AIM:
From the entries that follow, list every line in which the string "محمد" appears.

RECORDS:
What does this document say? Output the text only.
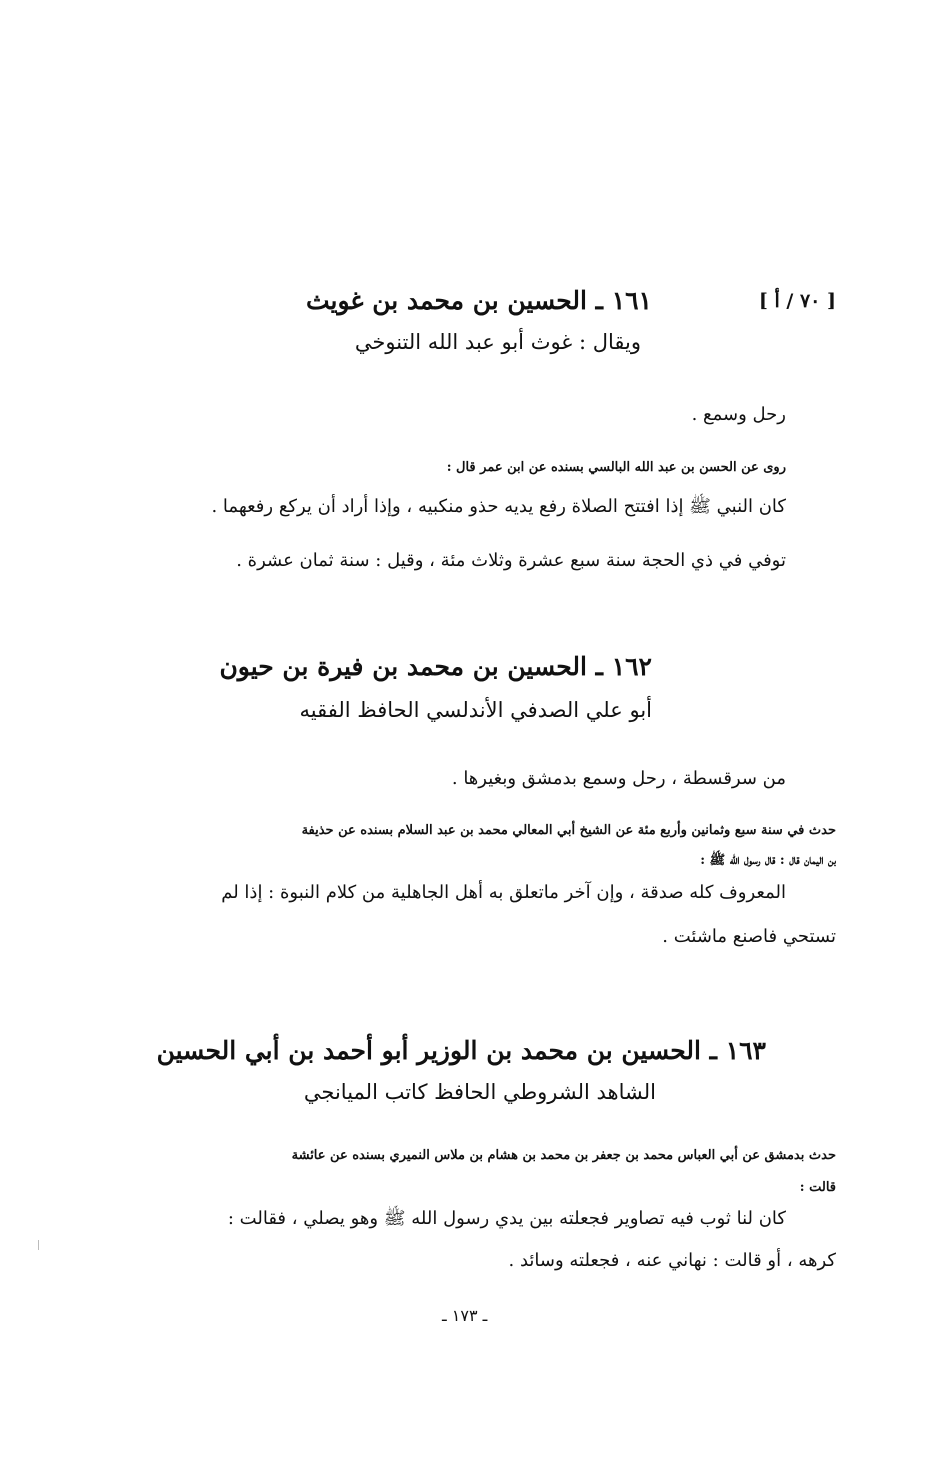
[ ٧٠ / أ ]
١٦١ ـ الحسين بن محمد بن غويث
ويقال : غوث أبو عبد الله التنوخي
رحل وسمع .
روى عن الحسن بن عبد الله البالسي بسنده عن ابن عمر قال :
كان النبي ﷺ إذا افتتح الصلاة رفع يديه حذو منكبيه ، وإذا أراد أن يركع رفعهما .
توفي في ذي الحجة سنة سبع عشرة وثلاث مئة ، وقيل : سنة ثمان عشرة .
١٦٢ ـ الحسين بن محمد بن فيرة بن حيون
أبو علي الصدفي الأندلسي الحافظ الفقيه
من سرقسطة ، رحل وسمع بدمشق وبغيرها .
حدث في سنة سبع وثمانين وأربع مئة عن الشيخ أبي المعالي محمد بن عبد السلام بسنده عن حذيفة
بن اليمان قال : قال رسول الله ﷺ :
المعروف كله صدقة ، وإن آخر ماتعلق به أهل الجاهلية من كلام النبوة : إذا لم
تستحي فاصنع ماشئت .
١٦٣ ـ الحسين بن محمد بن الوزير أبو أحمد بن أبي الحسين
الشاهد الشروطي الحافظ كاتب الميانجي
حدث بدمشق عن أبي العباس محمد بن جعفر بن محمد بن هشام بن ملاس النميري بسنده عن عائشة
قالت :
كان لنا ثوب فيه تصاوير فجعلته بين يدي رسول الله ﷺ وهو يصلي ، فقالت :
كرهه ، أو قالت : نهاني عنه ، فجعلته وسائد .
ـ ١٧٣ ـ
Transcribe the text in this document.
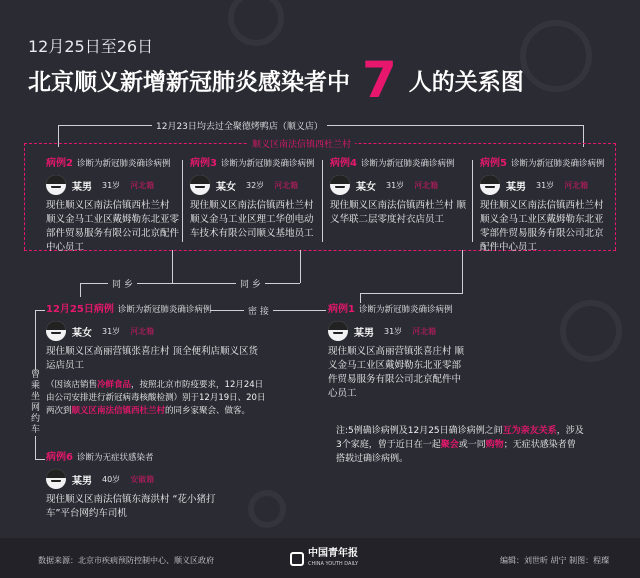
12月25日至26日
北京顺义新增新冠肺炎感染者中 7 人的关系图
12月23日均去过全聚德烤鸭店（顺义店）
顺义区南法信镇西杜兰村
病例2 诊断为新冠肺炎确诊病例
某男 31岁 河北籍
现住顺义区南法信镇西杜兰村 顺义金马工业区戴姆勒东北亚零部件贸易服务有限公司北京配件中心员工
病例3 诊断为新冠肺炎确诊病例
某女 32岁 河北籍
现住顺义区南法信镇西杜兰村 顺义金马工业区理工华创电动车技术有限公司顺义基地员工
病例4 诊断为新冠肺炎确诊病例
某女 31岁 河北籍
现住顺义区南法信镇西杜兰村 顺义华联二层零度衬衣店员工
病例5 诊断为新冠肺炎确诊病例
某男 31岁 河北籍
现住顺义区南法信镇西杜兰村 顺义金马工业区戴姆勒东北亚零部件贸易服务有限公司北京配件中心员工
同 乡	同 乡
密 接
12月25日病例 诊断为新冠肺炎确诊病例
某女 31岁 河北籍
现住顺义区高丽营镇张喜庄村 顶全便利店顺义区货运店员工
（因该店销售冷鲜食品，按照北京市防疫要求，12月24日由公司安排进行新冠病毒核酸检测）别于12月19日、20日两次到顺义区南法信镇西杜兰村的同乡家聚会、做客。
病例1 诊断为新冠肺炎确诊病例
某男 31岁 河北籍
现住顺义区高丽营镇张喜庄村 顺义金马工业区戴姆勒东北亚零部件贸易服务有限公司北京配件中心员工
曾乘坐网约车	注:5例确诊病例及12月25日确诊病例之间互为亲友关系，涉及3个家庭，曾于近日在一起聚会或一同购物；无症状感染者曾搭载过确诊病例。
病例6 诊断为无症状感染者
某男 40岁 安徽籍
现住顺义区南法信镇东海洪村 “花小猪打车”平台网约车司机
数据来源：北京市疾病预防控制中心、顺义区政府
中国青年报
CHINA YOUTH DAILY	编辑：刘世昕 胡宁 制图：程璨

RESPONSE TO THIS EXERCISE:
١٦١ ـ الحسين بن محمد بن غويث
١٦٢ ـ الحسين بن محمد بن فيرة بن حيون
حدث في سنة سبع وثمانين وأربع مئة عن الشيخ أبي المعالي محمد بن عبد السلام بسنده عن حذيفة
١٦٣ ـ الحسين بن محمد بن الوزير أبو أحمد بن أبي الحسين
حدث بدمشق عن أبي العباس محمد بن جعفر بن محمد بن هشام بن ملاس النميري بسنده عن عائشة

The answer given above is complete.